# Task description:
Provide an exact transcription of all the records.

# Supplied data:
+++++

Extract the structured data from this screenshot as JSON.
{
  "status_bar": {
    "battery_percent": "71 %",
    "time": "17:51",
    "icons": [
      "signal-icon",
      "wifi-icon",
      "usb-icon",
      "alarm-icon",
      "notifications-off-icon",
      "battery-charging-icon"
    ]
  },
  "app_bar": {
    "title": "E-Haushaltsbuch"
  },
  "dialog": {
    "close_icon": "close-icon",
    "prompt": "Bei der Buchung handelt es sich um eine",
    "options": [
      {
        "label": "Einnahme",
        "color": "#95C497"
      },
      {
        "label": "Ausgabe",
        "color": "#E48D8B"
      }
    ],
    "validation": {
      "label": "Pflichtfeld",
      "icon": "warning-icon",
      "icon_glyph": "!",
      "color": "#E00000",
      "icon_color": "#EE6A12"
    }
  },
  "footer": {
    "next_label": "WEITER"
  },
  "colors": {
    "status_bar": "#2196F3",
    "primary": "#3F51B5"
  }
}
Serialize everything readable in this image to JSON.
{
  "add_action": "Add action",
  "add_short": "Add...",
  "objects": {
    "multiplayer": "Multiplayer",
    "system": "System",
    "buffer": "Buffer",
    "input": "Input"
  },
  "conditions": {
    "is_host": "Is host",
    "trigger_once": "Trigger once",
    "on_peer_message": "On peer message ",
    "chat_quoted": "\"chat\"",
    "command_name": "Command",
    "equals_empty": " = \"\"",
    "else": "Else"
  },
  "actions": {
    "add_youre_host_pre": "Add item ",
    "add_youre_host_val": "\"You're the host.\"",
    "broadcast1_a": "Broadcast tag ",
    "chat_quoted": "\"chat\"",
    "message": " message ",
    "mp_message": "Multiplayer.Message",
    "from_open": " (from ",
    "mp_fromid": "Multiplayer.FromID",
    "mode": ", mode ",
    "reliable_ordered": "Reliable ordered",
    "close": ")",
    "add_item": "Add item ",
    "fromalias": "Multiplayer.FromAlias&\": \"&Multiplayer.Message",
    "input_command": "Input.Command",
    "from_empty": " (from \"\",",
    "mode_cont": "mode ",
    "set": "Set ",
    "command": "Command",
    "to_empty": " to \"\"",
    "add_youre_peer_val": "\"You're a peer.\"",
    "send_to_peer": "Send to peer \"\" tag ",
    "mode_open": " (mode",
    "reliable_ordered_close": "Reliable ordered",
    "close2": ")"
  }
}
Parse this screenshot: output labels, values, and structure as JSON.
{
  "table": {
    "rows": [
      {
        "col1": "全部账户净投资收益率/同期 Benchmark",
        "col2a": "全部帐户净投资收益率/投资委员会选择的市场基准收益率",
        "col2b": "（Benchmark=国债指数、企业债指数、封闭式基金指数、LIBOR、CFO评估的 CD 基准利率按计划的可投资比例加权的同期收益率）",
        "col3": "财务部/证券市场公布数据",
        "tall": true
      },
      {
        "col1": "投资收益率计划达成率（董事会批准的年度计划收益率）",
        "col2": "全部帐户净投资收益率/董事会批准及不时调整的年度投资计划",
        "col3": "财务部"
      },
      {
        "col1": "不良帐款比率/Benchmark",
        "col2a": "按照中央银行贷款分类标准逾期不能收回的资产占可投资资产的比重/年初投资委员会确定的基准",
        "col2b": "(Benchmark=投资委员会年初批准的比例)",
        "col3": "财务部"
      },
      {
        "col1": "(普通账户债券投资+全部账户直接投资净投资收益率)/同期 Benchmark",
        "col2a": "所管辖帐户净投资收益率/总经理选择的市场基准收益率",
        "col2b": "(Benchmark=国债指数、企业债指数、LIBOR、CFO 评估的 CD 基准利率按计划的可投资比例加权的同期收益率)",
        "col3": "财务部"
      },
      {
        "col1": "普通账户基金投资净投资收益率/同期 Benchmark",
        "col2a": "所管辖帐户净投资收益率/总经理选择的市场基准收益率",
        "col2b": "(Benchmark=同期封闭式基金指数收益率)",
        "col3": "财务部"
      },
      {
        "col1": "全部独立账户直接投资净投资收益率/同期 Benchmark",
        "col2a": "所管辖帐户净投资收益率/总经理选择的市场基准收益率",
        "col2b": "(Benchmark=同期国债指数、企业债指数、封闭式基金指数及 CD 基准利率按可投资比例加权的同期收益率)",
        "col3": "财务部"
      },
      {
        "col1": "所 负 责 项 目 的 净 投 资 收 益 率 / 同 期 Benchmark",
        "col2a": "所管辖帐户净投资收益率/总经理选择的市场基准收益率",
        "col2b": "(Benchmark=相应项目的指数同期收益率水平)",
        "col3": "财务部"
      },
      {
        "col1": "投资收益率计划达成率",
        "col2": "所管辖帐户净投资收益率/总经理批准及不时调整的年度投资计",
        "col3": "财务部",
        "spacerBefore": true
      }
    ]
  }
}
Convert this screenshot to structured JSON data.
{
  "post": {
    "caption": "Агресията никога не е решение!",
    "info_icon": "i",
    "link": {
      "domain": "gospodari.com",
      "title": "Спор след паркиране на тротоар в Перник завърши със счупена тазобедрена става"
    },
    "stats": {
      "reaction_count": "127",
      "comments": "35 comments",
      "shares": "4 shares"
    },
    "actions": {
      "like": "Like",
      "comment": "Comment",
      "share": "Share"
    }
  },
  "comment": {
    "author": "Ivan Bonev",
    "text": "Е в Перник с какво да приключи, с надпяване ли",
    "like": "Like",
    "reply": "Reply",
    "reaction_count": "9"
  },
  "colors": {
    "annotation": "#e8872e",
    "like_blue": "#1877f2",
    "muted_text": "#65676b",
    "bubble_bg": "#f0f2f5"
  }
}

+++++

# Expected answer:
Extract the structured data from this screenshot as JSON.
{
  "status_bar": {
    "battery_percent": "71 %",
    "time": "17:51",
    "icons": [
      "signal-icon",
      "wifi-icon",
      "usb-icon",
      "alarm-icon",
      "notifications-off-icon",
      "battery-charging-icon"
    ]
  },
  "app_bar": {
    "title": "E-Haushaltsbuch"
  },
  "dialog": {
    "close_icon": "close-icon",
    "prompt": "Bei der Buchung handelt es sich um eine",
    "options": [
      {
        "label": "Einnahme",
        "color": "#95C497"
      },
      {
        "label": "Ausgabe",
        "color": "#E48D8B"
      }
    ],
    "validation": {
      "label": "Pflichtfeld",
      "icon": "warning-icon",
      "icon_glyph": "!",
      "color": "#E00000",
      "icon_color": "#EE6A12"
    }
  },
  "footer": {
    "next_label": "WEITER"
  },
  "colors": {
    "status_bar": "#2196F3",
    "primary": "#3F51B5"
  }
}
Serialize everything readable in this image to JSON.
{
  "add_action": "Add action",
  "add_short": "Add...",
  "objects": {
    "multiplayer": "Multiplayer",
    "system": "System",
    "buffer": "Buffer",
    "input": "Input"
  },
  "conditions": {
    "is_host": "Is host",
    "trigger_once": "Trigger once",
    "on_peer_message": "On peer message ",
    "chat_quoted": "\"chat\"",
    "command_name": "Command",
    "equals_empty": " = \"\"",
    "else": "Else"
  },
  "actions": {
    "add_youre_host_pre": "Add item ",
    "add_youre_host_val": "\"You're the host.\"",
    "broadcast1_a": "Broadcast tag ",
    "chat_quoted": "\"chat\"",
    "message": " message ",
    "mp_message": "Multiplayer.Message",
    "from_open": " (from ",
    "mp_fromid": "Multiplayer.FromID",
    "mode": ", mode ",
    "reliable_ordered": "Reliable ordered",
    "close": ")",
    "add_item": "Add item ",
    "fromalias": "Multiplayer.FromAlias&\": \"&Multiplayer.Message",
    "input_command": "Input.Command",
    "from_empty": " (from \"\",",
    "mode_cont": "mode ",
    "set": "Set ",
    "command": "Command",
    "to_empty": " to \"\"",
    "add_youre_peer_val": "\"You're a peer.\"",
    "send_to_peer": "Send to peer \"\" tag ",
    "mode_open": " (mode",
    "reliable_ordered_close": "Reliable ordered",
    "close2": ")"
  }
}
Parse this screenshot: output labels, values, and structure as JSON.
{
  "table": {
    "rows": [
      {
        "col1": "全部账户净投资收益率/同期 Benchmark",
        "col2a": "全部帐户净投资收益率/投资委员会选择的市场基准收益率",
        "col2b": "（Benchmark=国债指数、企业债指数、封闭式基金指数、LIBOR、CFO评估的 CD 基准利率按计划的可投资比例加权的同期收益率）",
        "col3": "财务部/证券市场公布数据",
        "tall": true
      },
      {
        "col1": "投资收益率计划达成率（董事会批准的年度计划收益率）",
        "col2": "全部帐户净投资收益率/董事会批准及不时调整的年度投资计划",
        "col3": "财务部"
      },
      {
        "col1": "不良帐款比率/Benchmark",
        "col2a": "按照中央银行贷款分类标准逾期不能收回的资产占可投资资产的比重/年初投资委员会确定的基准",
        "col2b": "(Benchmark=投资委员会年初批准的比例)",
        "col3": "财务部"
      },
      {
        "col1": "(普通账户债券投资+全部账户直接投资净投资收益率)/同期 Benchmark",
        "col2a": "所管辖帐户净投资收益率/总经理选择的市场基准收益率",
        "col2b": "(Benchmark=国债指数、企业债指数、LIBOR、CFO 评估的 CD 基准利率按计划的可投资比例加权的同期收益率)",
        "col3": "财务部"
      },
      {
        "col1": "普通账户基金投资净投资收益率/同期 Benchmark",
        "col2a": "所管辖帐户净投资收益率/总经理选择的市场基准收益率",
        "col2b": "(Benchmark=同期封闭式基金指数收益率)",
        "col3": "财务部"
      },
      {
        "col1": "全部独立账户直接投资净投资收益率/同期 Benchmark",
        "col2a": "所管辖帐户净投资收益率/总经理选择的市场基准收益率",
        "col2b": "(Benchmark=同期国债指数、企业债指数、封闭式基金指数及 CD 基准利率按可投资比例加权的同期收益率)",
        "col3": "财务部"
      },
      {
        "col1": "所 负 责 项 目 的 净 投 资 收 益 率 / 同 期 Benchmark",
        "col2a": "所管辖帐户净投资收益率/总经理选择的市场基准收益率",
        "col2b": "(Benchmark=相应项目的指数同期收益率水平)",
        "col3": "财务部"
      },
      {
        "col1": "投资收益率计划达成率",
        "col2": "所管辖帐户净投资收益率/总经理批准及不时调整的年度投资计",
        "col3": "财务部",
        "spacerBefore": true
      }
    ]
  }
}
Convert this screenshot to structured JSON data.
{
  "post": {
    "caption": "Агресията никога не е решение!",
    "info_icon": "i",
    "link": {
      "domain": "gospodari.com",
      "title": "Спор след паркиране на тротоар в Перник завърши със счупена тазобедрена става"
    },
    "stats": {
      "reaction_count": "127",
      "comments": "35 comments",
      "shares": "4 shares"
    },
    "actions": {
      "like": "Like",
      "comment": "Comment",
      "share": "Share"
    }
  },
  "comment": {
    "author": "Ivan Bonev",
    "text": "Е в Перник с какво да приключи, с надпяване ли",
    "like": "Like",
    "reply": "Reply",
    "reaction_count": "9"
  },
  "colors": {
    "annotation": "#e8872e",
    "like_blue": "#1877f2",
    "muted_text": "#65676b",
    "bubble_bg": "#f0f2f5"
  }
}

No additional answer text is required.